**Instructions to follow:** Filter the entries below, keeping only lines with the word "Foot".

------------------------------------------------------------------------

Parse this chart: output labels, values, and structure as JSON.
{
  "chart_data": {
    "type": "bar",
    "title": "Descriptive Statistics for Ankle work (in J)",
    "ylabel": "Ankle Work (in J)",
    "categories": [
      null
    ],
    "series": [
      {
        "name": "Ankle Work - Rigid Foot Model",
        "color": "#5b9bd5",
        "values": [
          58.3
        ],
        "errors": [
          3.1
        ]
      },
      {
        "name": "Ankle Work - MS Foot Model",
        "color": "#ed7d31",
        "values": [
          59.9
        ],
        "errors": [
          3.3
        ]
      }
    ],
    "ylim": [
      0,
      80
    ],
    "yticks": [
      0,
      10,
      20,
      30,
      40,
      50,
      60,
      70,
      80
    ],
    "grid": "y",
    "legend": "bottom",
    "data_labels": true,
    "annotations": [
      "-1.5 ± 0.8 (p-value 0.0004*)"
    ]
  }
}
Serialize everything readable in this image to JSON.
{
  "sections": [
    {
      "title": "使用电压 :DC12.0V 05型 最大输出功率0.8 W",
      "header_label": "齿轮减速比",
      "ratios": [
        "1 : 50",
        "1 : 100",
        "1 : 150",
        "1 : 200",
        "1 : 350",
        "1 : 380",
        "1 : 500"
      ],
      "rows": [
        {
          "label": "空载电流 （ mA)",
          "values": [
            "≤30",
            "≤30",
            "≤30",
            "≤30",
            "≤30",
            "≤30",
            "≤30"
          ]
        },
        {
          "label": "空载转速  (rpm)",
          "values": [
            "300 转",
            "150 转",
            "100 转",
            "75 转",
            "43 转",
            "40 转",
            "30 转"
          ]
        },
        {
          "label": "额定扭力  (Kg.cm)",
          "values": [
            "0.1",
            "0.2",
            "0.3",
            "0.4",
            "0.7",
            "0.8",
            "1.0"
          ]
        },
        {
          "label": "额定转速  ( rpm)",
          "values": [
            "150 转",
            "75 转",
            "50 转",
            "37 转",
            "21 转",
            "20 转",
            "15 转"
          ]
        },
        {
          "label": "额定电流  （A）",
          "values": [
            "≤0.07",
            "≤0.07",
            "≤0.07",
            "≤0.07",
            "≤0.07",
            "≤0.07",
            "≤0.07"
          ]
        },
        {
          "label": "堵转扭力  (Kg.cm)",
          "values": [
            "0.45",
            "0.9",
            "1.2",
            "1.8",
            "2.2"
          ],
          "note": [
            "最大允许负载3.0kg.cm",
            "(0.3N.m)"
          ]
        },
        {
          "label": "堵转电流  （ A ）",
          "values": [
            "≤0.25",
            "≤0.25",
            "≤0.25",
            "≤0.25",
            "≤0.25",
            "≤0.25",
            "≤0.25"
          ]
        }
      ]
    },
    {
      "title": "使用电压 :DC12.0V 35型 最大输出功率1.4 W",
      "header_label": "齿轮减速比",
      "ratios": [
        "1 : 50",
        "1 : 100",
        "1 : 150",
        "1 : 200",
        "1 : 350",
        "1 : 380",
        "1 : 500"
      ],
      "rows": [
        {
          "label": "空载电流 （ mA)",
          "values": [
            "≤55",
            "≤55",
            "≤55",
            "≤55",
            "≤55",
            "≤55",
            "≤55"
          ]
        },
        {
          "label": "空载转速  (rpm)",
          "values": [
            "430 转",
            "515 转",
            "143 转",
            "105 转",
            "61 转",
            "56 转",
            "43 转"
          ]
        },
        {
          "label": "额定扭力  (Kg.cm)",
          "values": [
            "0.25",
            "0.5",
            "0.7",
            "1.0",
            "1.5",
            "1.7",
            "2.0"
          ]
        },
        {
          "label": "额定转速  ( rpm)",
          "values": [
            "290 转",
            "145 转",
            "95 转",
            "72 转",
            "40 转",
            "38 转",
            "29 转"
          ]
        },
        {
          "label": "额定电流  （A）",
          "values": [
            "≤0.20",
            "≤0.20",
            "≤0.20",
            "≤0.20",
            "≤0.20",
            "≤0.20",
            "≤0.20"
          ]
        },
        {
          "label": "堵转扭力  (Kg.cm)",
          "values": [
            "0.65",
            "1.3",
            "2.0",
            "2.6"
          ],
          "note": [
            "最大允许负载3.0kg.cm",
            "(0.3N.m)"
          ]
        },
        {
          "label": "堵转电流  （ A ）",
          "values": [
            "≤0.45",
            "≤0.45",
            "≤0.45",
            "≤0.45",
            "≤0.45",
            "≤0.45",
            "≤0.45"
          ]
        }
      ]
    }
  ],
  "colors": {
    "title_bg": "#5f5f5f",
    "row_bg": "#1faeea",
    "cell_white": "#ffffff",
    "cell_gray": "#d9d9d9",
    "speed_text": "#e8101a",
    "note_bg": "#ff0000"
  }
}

------------------------------------------------------------------------

**Correct output:**
        "name": "Ankle Work - Rigid Foot Model",
        "name": "Ankle Work - MS Foot Model",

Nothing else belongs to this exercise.